▸ Work to do
Extract the complete listing and repeat it word for word.
==== Source material
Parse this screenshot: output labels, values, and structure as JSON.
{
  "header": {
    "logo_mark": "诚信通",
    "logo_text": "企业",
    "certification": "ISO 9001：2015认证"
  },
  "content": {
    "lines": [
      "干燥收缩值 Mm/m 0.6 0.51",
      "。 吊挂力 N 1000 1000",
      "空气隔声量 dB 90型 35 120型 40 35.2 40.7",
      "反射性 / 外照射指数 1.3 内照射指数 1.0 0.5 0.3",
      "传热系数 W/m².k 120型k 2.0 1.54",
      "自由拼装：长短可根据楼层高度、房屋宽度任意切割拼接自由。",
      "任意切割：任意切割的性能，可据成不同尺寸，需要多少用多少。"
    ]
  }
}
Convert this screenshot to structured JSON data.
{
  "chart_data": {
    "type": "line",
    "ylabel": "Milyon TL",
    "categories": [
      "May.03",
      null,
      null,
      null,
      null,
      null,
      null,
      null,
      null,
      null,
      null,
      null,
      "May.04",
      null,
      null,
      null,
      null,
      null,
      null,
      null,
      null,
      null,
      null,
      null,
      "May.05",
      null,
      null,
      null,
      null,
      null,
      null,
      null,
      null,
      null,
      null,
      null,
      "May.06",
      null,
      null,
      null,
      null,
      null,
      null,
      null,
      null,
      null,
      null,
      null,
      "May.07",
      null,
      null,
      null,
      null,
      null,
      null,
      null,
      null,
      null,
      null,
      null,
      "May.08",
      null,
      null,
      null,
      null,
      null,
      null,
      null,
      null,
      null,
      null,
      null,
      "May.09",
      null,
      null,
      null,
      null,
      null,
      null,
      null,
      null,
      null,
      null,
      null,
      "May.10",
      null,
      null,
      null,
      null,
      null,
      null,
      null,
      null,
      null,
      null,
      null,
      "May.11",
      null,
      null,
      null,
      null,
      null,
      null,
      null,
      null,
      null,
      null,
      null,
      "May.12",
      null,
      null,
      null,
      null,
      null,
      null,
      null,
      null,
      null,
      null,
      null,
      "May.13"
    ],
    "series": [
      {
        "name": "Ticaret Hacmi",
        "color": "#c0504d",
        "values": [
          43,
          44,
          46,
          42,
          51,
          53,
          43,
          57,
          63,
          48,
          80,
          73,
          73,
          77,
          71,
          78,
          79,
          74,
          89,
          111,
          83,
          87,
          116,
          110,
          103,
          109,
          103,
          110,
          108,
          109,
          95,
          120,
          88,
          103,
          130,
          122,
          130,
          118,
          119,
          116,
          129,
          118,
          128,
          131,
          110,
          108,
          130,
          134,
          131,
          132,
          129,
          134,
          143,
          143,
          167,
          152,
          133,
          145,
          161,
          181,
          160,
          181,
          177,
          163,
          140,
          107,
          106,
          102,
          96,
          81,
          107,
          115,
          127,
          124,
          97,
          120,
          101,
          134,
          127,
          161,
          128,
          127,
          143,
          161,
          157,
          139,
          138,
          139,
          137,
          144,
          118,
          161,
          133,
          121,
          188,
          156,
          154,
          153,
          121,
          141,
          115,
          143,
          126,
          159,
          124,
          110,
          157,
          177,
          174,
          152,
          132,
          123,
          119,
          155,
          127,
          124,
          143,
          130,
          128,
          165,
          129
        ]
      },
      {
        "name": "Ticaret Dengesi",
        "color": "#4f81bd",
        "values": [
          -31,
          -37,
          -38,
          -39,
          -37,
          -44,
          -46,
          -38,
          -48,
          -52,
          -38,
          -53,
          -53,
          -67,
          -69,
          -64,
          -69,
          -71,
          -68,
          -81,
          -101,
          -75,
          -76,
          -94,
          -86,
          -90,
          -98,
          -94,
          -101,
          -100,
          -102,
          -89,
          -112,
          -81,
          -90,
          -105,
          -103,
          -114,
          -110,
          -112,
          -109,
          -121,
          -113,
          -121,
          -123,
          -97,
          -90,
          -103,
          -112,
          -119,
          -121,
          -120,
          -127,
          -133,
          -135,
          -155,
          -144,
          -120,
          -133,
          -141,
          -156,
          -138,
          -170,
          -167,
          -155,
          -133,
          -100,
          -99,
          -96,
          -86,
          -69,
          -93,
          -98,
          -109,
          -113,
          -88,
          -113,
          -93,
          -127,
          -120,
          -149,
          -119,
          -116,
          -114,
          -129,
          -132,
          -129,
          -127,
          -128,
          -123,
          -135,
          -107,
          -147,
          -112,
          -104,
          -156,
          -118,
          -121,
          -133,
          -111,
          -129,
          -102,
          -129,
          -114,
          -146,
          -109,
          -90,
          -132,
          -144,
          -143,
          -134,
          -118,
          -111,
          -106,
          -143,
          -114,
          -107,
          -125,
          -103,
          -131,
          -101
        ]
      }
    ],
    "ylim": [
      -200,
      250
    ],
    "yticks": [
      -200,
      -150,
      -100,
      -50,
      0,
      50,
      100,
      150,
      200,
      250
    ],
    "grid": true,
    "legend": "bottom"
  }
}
========
▸ Final answer
Parse this screenshot: output labels, values, and structure as JSON.
{
  "header": {
    "logo_mark": "诚信通",
    "logo_text": "企业",
    "certification": "ISO 9001：2015认证"
  },
  "content": {
    "lines": [
      "干燥收缩值 Mm/m 0.6 0.51",
      "。 吊挂力 N 1000 1000",
      "空气隔声量 dB 90型 35 120型 40 35.2 40.7",
      "反射性 / 外照射指数 1.3 内照射指数 1.0 0.5 0.3",
      "传热系数 W/m².k 120型k 2.0 1.54",
      "自由拼装：长短可根据楼层高度、房屋宽度任意切割拼接自由。",
      "任意切割：任意切割的性能，可据成不同尺寸，需要多少用多少。"
    ]
  }
}
Convert this screenshot to structured JSON data.
{
  "chart_data": {
    "type": "line",
    "ylabel": "Milyon TL",
    "categories": [
      "May.03",
      null,
      null,
      null,
      null,
      null,
      null,
      null,
      null,
      null,
      null,
      null,
      "May.04",
      null,
      null,
      null,
      null,
      null,
      null,
      null,
      null,
      null,
      null,
      null,
      "May.05",
      null,
      null,
      null,
      null,
      null,
      null,
      null,
      null,
      null,
      null,
      null,
      "May.06",
      null,
      null,
      null,
      null,
      null,
      null,
      null,
      null,
      null,
      null,
      null,
      "May.07",
      null,
      null,
      null,
      null,
      null,
      null,
      null,
      null,
      null,
      null,
      null,
      "May.08",
      null,
      null,
      null,
      null,
      null,
      null,
      null,
      null,
      null,
      null,
      null,
      "May.09",
      null,
      null,
      null,
      null,
      null,
      null,
      null,
      null,
      null,
      null,
      null,
      "May.10",
      null,
      null,
      null,
      null,
      null,
      null,
      null,
      null,
      null,
      null,
      null,
      "May.11",
      null,
      null,
      null,
      null,
      null,
      null,
      null,
      null,
      null,
      null,
      null,
      "May.12",
      null,
      null,
      null,
      null,
      null,
      null,
      null,
      null,
      null,
      null,
      null,
      "May.13"
    ],
    "series": [
      {
        "name": "Ticaret Hacmi",
        "color": "#c0504d",
        "values": [
          43,
          44,
          46,
          42,
          51,
          53,
          43,
          57,
          63,
          48,
          80,
          73,
          73,
          77,
          71,
          78,
          79,
          74,
          89,
          111,
          83,
          87,
          116,
          110,
          103,
          109,
          103,
          110,
          108,
          109,
          95,
          120,
          88,
          103,
          130,
          122,
          130,
          118,
          119,
          116,
          129,
          118,
          128,
          131,
          110,
          108,
          130,
          134,
          131,
          132,
          129,
          134,
          143,
          143,
          167,
          152,
          133,
          145,
          161,
          181,
          160,
          181,
          177,
          163,
          140,
          107,
          106,
          102,
          96,
          81,
          107,
          115,
          127,
          124,
          97,
          120,
          101,
          134,
          127,
          161,
          128,
          127,
          143,
          161,
          157,
          139,
          138,
          139,
          137,
          144,
          118,
          161,
          133,
          121,
          188,
          156,
          154,
          153,
          121,
          141,
          115,
          143,
          126,
          159,
          124,
          110,
          157,
          177,
          174,
          152,
          132,
          123,
          119,
          155,
          127,
          124,
          143,
          130,
          128,
          165,
          129
        ]
      },
      {
        "name": "Ticaret Dengesi",
        "color": "#4f81bd",
        "values": [
          -31,
          -37,
          -38,
          -39,
          -37,
          -44,
          -46,
          -38,
          -48,
          -52,
          -38,
          -53,
          -53,
          -67,
          -69,
          -64,
          -69,
          -71,
          -68,
          -81,
          -101,
          -75,
          -76,
          -94,
          -86,
          -90,
          -98,
          -94,
          -101,
          -100,
          -102,
          -89,
          -112,
          -81,
          -90,
          -105,
          -103,
          -114,
          -110,
          -112,
          -109,
          -121,
          -113,
          -121,
          -123,
          -97,
          -90,
          -103,
          -112,
          -119,
          -121,
          -120,
          -127,
          -133,
          -135,
          -155,
          -144,
          -120,
          -133,
          -141,
          -156,
          -138,
          -170,
          -167,
          -155,
          -133,
          -100,
          -99,
          -96,
          -86,
          -69,
          -93,
          -98,
          -109,
          -113,
          -88,
          -113,
          -93,
          -127,
          -120,
          -149,
          -119,
          -116,
          -114,
          -129,
          -132,
          -129,
          -127,
          -128,
          -123,
          -135,
          -107,
          -147,
          -112,
          -104,
          -156,
          -118,
          -121,
          -133,
          -111,
          -129,
          -102,
          -129,
          -114,
          -146,
          -109,
          -90,
          -132,
          -144,
          -143,
          -134,
          -118,
          -111,
          -106,
          -143,
          -114,
          -107,
          -125,
          -103,
          -131,
          -101
        ]
      }
    ],
    "ylim": [
      -200,
      250
    ],
    "yticks": [
      -200,
      -150,
      -100,
      -50,
      0,
      50,
      100,
      150,
      200,
      250
    ],
    "grid": true,
    "legend": "bottom"
  }
}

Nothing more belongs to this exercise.